## [Goal of the exercise]
Write out each line word for word. Drop pictures.

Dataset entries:
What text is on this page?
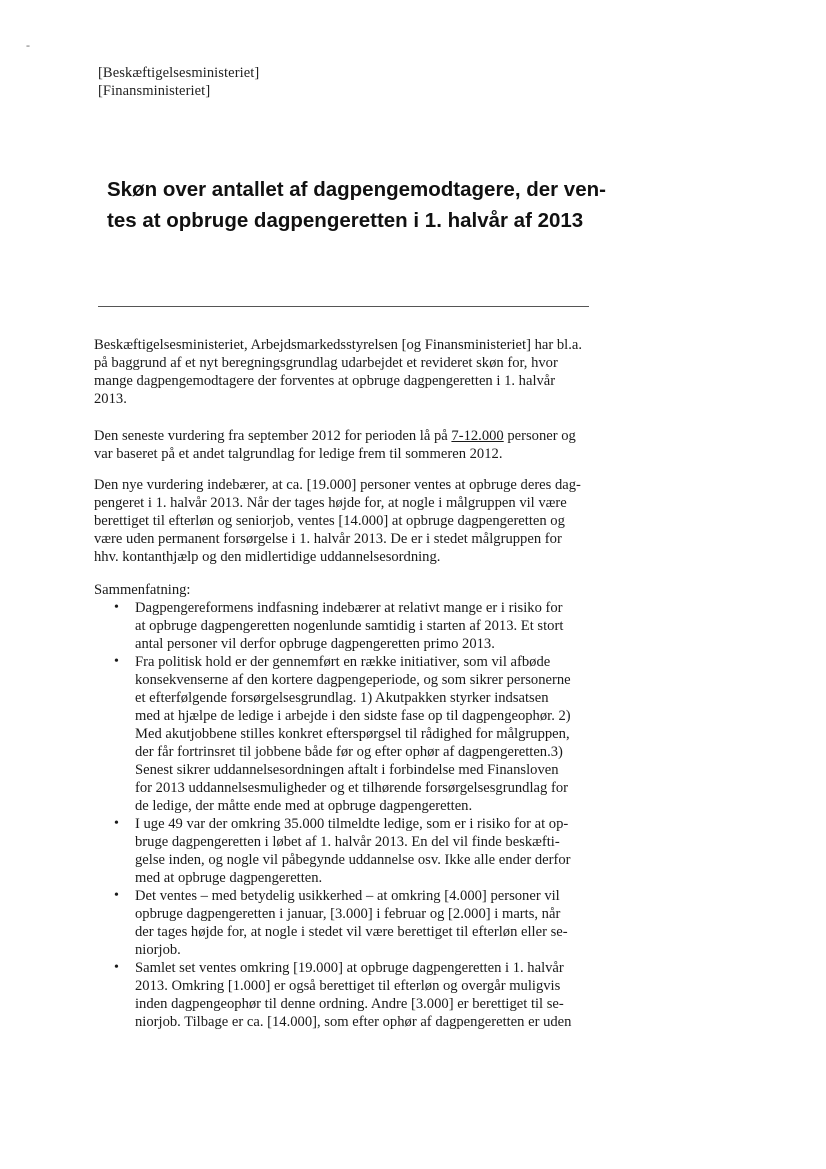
-
[Beskæftigelsesministeriet]
[Finansministeriet]
Skøn over antallet af dagpengemodtagere, der ven-
tes at opbruge dagpengeretten i 1. halvår af 2013
Beskæftigelsesministeriet, Arbejdsmarkedsstyrelsen [og Finansministeriet] har bl.a.
på baggrund af et nyt beregningsgrundlag udarbejdet et revideret skøn for, hvor
mange dagpengemodtagere der forventes at opbruge dagpengeretten i 1. halvår
2013.
Den seneste vurdering fra september 2012 for perioden lå på 7-12.000 personer og
var baseret på et andet talgrundlag for ledige frem til sommeren 2012.
Den nye vurdering indebærer, at ca. [19.000] personer ventes at opbruge deres dag-
pengeret i 1. halvår 2013. Når der tages højde for, at nogle i målgruppen vil være
berettiget til efterløn og seniorjob, ventes [14.000] at opbruge dagpengeretten og
være uden permanent forsørgelse i 1. halvår 2013. De er i stedet målgruppen for
hhv. kontanthjælp og den midlertidige uddannelsesordning.
Sammenfatning:
• Dagpengereformens indfasning indebærer at relativt mange er i risiko for
at opbruge dagpengeretten nogenlunde samtidig i starten af 2013. Et stort
antal personer vil derfor opbruge dagpengeretten primo 2013.
• Fra politisk hold er der gennemført en række initiativer, som vil afbøde
konsekvenserne af den kortere dagpengeperiode, og som sikrer personerne
et efterfølgende forsørgelsesgrundlag. 1) Akutpakken styrker indsatsen
med at hjælpe de ledige i arbejde i den sidste fase op til dagpengeophør. 2)
Med akutjobbene stilles konkret efterspørgsel til rådighed for målgruppen,
der får fortrinsret til jobbene både før og efter ophør af dagpengeretten.3)
Senest sikrer uddannelsesordningen aftalt i forbindelse med Finansloven
for 2013 uddannelsesmuligheder og et tilhørende forsørgelsesgrundlag for
de ledige, der måtte ende med at opbruge dagpengeretten.
• I uge 49 var der omkring 35.000 tilmeldte ledige, som er i risiko for at op-
bruge dagpengeretten i løbet af 1. halvår 2013. En del vil finde beskæfti-
gelse inden, og nogle vil påbegynde uddannelse osv. Ikke alle ender derfor
med at opbruge dagpengeretten.
• Det ventes – med betydelig usikkerhed – at omkring [4.000] personer vil
opbruge dagpengeretten i januar, [3.000] i februar og [2.000] i marts, når
der tages højde for, at nogle i stedet vil være berettiget til efterløn eller se-
niorjob.
• Samlet set ventes omkring [19.000] at opbruge dagpengeretten i 1. halvår
2013. Omkring [1.000] er også berettiget til efterløn og overgår muligvis
inden dagpengeophør til denne ordning. Andre [3.000] er berettiget til se-
niorjob. Tilbage er ca. [14.000], som efter ophør af dagpengeretten er uden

## [Solved problem]
What text is on this page?
-
[Beskæftigelsesministeriet]
[Finansministeriet]
Skøn over antallet af dagpengemodtagere, der ven-
tes at opbruge dagpengeretten i 1. halvår af 2013
Beskæftigelsesministeriet, Arbejdsmarkedsstyrelsen [og Finansministeriet] har bl.a.
på baggrund af et nyt beregningsgrundlag udarbejdet et revideret skøn for, hvor
mange dagpengemodtagere der forventes at opbruge dagpengeretten i 1. halvår
2013.
Den seneste vurdering fra september 2012 for perioden lå på 7-12.000 personer og
var baseret på et andet talgrundlag for ledige frem til sommeren 2012.
Den nye vurdering indebærer, at ca. [19.000] personer ventes at opbruge deres dag-
pengeret i 1. halvår 2013. Når der tages højde for, at nogle i målgruppen vil være
berettiget til efterløn og seniorjob, ventes [14.000] at opbruge dagpengeretten og
være uden permanent forsørgelse i 1. halvår 2013. De er i stedet målgruppen for
hhv. kontanthjælp og den midlertidige uddannelsesordning.
Sammenfatning:
• Dagpengereformens indfasning indebærer at relativt mange er i risiko for
at opbruge dagpengeretten nogenlunde samtidig i starten af 2013. Et stort
antal personer vil derfor opbruge dagpengeretten primo 2013.
• Fra politisk hold er der gennemført en række initiativer, som vil afbøde
konsekvenserne af den kortere dagpengeperiode, og som sikrer personerne
et efterfølgende forsørgelsesgrundlag. 1) Akutpakken styrker indsatsen
med at hjælpe de ledige i arbejde i den sidste fase op til dagpengeophør. 2)
Med akutjobbene stilles konkret efterspørgsel til rådighed for målgruppen,
der får fortrinsret til jobbene både før og efter ophør af dagpengeretten.3)
Senest sikrer uddannelsesordningen aftalt i forbindelse med Finansloven
for 2013 uddannelsesmuligheder og et tilhørende forsørgelsesgrundlag for
de ledige, der måtte ende med at opbruge dagpengeretten.
• I uge 49 var der omkring 35.000 tilmeldte ledige, som er i risiko for at op-
bruge dagpengeretten i løbet af 1. halvår 2013. En del vil finde beskæfti-
gelse inden, og nogle vil påbegynde uddannelse osv. Ikke alle ender derfor
med at opbruge dagpengeretten.
• Det ventes – med betydelig usikkerhed – at omkring [4.000] personer vil
opbruge dagpengeretten i januar, [3.000] i februar og [2.000] i marts, når
der tages højde for, at nogle i stedet vil være berettiget til efterløn eller se-
niorjob.
• Samlet set ventes omkring [19.000] at opbruge dagpengeretten i 1. halvår
2013. Omkring [1.000] er også berettiget til efterløn og overgår muligvis
inden dagpengeophør til denne ordning. Andre [3.000] er berettiget til se-
niorjob. Tilbage er ca. [14.000], som efter ophør af dagpengeretten er uden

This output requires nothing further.